» GOAL
Pick out every line with the word "name" and copy it.

» EXTRACTED RECORDS
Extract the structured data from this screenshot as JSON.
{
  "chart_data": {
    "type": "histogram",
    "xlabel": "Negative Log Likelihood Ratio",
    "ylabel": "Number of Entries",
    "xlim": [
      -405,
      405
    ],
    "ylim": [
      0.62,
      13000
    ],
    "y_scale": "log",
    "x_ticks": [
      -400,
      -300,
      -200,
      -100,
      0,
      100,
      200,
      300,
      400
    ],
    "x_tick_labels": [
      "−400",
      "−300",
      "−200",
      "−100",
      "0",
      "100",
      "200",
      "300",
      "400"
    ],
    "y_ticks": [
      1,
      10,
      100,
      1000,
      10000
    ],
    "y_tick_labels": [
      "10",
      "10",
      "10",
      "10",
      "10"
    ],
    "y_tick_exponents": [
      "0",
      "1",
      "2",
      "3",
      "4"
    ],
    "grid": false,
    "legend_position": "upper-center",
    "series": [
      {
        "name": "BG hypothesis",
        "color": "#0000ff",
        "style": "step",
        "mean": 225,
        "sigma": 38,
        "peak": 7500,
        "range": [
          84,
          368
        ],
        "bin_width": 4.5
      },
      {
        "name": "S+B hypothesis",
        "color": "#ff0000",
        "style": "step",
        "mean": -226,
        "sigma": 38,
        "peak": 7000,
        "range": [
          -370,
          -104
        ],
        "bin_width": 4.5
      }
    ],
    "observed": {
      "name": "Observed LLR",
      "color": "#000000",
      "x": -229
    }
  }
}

» WRITTEN SOLUTION
        "name": "BG hypothesis",
        "name": "S+B hypothesis",
      "name": "Observed LLR",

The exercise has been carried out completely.